▸ Information given
[Begin]

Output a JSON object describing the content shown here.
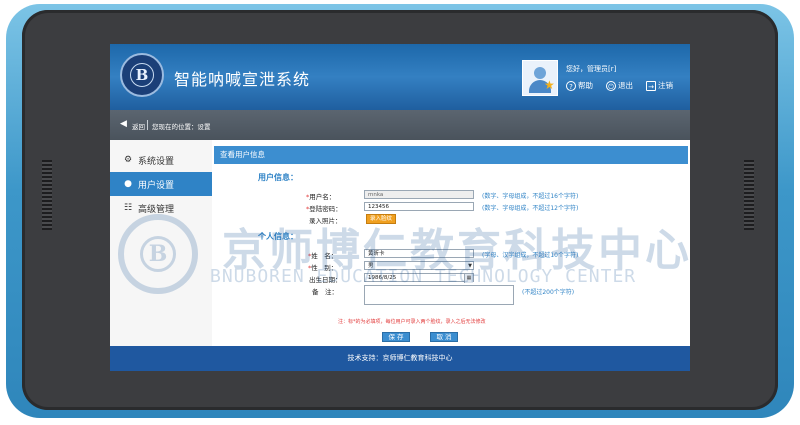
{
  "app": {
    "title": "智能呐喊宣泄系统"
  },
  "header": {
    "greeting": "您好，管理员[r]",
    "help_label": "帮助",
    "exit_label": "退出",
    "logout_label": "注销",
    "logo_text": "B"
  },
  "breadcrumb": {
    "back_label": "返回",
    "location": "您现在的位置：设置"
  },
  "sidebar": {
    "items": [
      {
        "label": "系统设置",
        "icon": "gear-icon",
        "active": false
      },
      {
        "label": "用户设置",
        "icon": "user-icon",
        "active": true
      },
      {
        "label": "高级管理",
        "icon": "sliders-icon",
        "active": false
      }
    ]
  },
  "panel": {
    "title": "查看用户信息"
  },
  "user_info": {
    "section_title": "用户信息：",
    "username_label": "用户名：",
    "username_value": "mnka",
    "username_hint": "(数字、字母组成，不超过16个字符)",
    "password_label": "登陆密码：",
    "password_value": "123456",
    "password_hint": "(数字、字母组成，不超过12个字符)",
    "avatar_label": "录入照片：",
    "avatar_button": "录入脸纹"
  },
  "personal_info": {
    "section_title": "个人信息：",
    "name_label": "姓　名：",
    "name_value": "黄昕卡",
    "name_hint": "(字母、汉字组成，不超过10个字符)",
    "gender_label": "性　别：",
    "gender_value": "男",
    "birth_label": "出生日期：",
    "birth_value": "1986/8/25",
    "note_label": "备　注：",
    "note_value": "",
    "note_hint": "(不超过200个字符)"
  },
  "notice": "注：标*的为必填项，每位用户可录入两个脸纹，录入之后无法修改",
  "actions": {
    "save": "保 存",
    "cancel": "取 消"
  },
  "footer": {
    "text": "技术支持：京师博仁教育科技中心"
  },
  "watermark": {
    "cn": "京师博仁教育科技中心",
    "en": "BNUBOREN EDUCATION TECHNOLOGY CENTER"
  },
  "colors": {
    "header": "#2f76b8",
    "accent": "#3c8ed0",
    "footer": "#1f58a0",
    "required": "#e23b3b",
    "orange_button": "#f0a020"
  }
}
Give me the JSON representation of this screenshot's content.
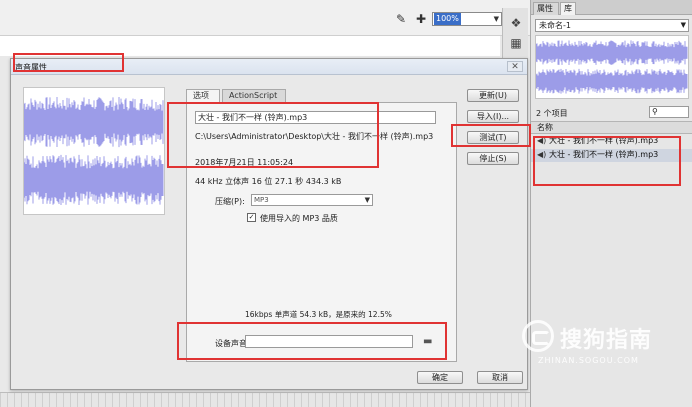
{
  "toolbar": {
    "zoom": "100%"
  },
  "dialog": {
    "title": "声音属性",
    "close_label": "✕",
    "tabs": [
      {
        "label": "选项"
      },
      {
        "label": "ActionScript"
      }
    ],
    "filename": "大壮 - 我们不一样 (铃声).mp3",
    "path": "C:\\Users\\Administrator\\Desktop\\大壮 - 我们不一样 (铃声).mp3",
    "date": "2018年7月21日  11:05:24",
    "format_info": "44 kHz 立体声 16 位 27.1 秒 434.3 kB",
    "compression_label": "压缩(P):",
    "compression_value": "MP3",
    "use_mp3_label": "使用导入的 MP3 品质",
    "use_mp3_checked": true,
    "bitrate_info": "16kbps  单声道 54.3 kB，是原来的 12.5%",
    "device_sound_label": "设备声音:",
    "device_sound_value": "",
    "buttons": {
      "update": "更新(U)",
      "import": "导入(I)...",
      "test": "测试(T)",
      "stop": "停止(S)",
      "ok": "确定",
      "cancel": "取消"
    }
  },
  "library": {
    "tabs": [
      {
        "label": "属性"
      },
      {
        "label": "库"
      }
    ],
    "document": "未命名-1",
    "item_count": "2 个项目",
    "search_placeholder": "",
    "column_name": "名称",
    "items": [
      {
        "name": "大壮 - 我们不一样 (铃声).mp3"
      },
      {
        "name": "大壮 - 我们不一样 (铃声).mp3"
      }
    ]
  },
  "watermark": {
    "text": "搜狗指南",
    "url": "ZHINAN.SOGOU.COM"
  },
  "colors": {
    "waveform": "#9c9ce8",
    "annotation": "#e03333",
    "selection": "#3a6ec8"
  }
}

[End]
[Begin]

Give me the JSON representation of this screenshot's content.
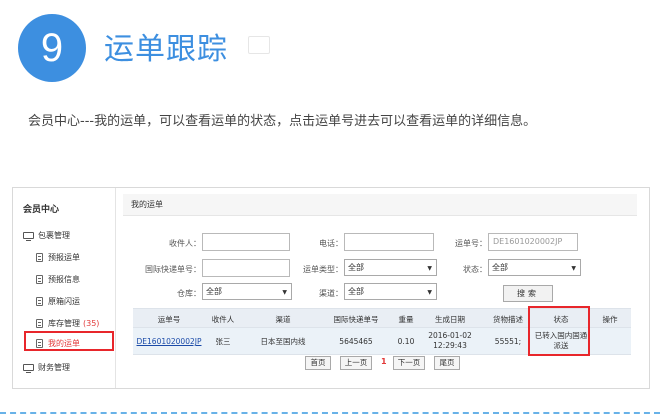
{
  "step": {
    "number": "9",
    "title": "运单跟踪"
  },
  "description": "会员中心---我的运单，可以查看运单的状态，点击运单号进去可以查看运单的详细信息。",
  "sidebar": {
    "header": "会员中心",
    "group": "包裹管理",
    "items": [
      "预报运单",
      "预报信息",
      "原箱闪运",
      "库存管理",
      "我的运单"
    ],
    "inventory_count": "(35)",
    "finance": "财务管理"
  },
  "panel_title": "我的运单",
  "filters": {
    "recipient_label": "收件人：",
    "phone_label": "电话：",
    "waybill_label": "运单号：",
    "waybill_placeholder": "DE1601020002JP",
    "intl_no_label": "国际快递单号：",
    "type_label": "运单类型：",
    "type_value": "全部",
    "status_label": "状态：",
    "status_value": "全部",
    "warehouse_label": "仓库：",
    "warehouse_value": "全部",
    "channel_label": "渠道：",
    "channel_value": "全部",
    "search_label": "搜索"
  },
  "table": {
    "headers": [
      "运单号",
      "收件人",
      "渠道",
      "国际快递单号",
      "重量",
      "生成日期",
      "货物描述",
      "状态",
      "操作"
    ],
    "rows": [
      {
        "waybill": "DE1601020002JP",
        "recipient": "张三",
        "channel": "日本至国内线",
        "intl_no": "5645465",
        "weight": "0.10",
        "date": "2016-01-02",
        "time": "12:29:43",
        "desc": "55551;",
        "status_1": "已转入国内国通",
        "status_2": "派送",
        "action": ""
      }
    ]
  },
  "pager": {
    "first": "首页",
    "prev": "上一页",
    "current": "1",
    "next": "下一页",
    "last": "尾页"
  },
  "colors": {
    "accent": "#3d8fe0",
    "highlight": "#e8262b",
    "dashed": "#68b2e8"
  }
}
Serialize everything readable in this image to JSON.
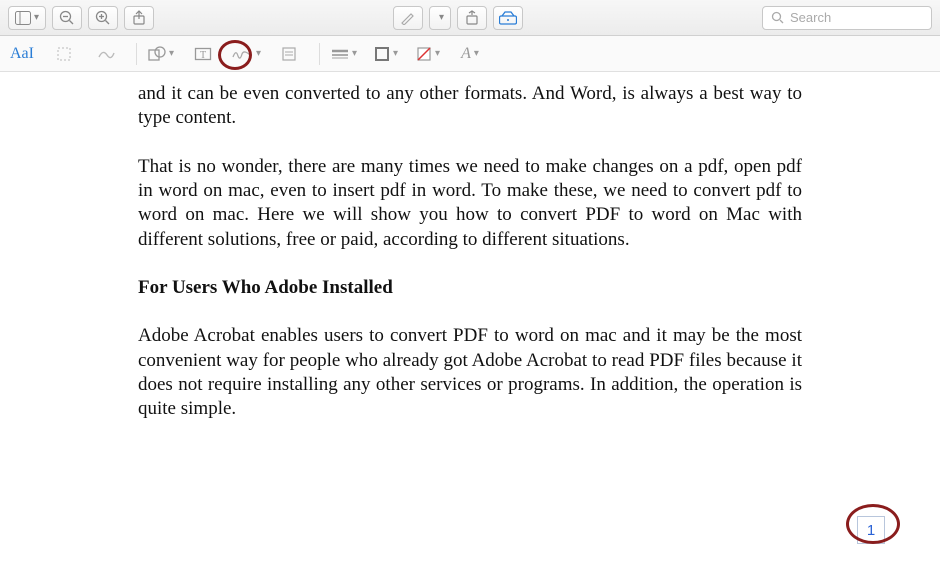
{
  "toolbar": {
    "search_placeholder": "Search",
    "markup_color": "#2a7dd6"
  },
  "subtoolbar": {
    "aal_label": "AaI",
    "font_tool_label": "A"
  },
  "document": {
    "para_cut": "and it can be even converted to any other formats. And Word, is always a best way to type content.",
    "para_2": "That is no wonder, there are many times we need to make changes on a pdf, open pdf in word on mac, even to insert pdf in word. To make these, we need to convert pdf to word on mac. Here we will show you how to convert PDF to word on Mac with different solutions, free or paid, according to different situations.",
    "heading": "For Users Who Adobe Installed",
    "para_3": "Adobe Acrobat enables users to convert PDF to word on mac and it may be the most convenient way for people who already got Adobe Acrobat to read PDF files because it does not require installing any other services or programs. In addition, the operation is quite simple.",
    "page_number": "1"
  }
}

[End]
[Begin]

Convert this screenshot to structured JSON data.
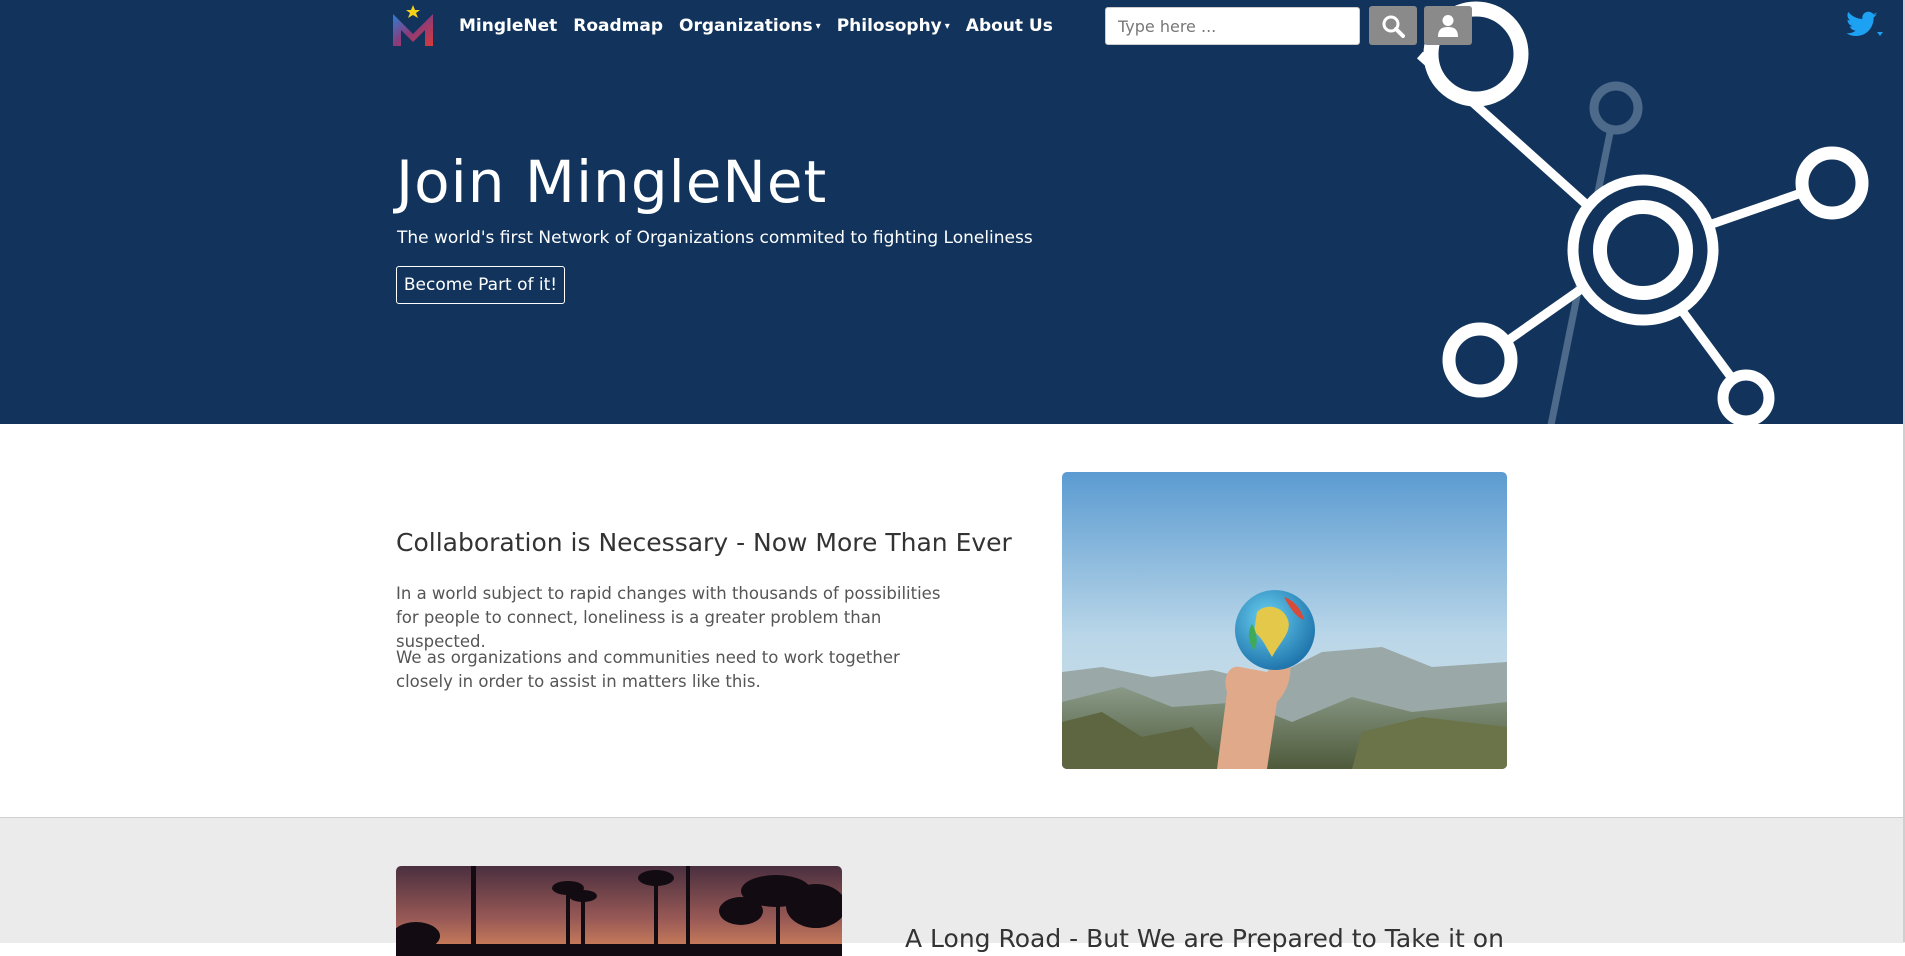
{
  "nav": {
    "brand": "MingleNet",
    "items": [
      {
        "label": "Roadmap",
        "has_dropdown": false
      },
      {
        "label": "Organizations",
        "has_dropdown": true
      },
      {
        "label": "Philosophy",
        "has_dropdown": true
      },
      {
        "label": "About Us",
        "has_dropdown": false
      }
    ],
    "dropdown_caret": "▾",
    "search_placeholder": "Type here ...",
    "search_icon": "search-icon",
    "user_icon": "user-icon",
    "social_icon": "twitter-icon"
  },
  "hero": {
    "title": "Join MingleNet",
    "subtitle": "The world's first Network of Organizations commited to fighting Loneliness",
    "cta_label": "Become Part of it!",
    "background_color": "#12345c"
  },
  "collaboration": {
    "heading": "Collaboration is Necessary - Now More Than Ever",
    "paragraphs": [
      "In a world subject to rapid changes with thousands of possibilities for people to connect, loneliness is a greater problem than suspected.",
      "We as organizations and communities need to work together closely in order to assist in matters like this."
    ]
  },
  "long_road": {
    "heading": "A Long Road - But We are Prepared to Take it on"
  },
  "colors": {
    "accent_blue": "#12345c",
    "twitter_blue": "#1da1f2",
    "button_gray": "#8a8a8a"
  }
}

[End]

▸ Exercise aim
Each line in the data that holds the string "this" should be found and copied.

▸ Written reply
Give me the JSON representation of this screenshot's content.
Give me the JSON representation of this screenshot's content.
Serialize everything readable in this image to JSON.
Convert this screenshot to structured JSON data.
      "We as organizations and communities need to work together closely in order to assist in matters like this."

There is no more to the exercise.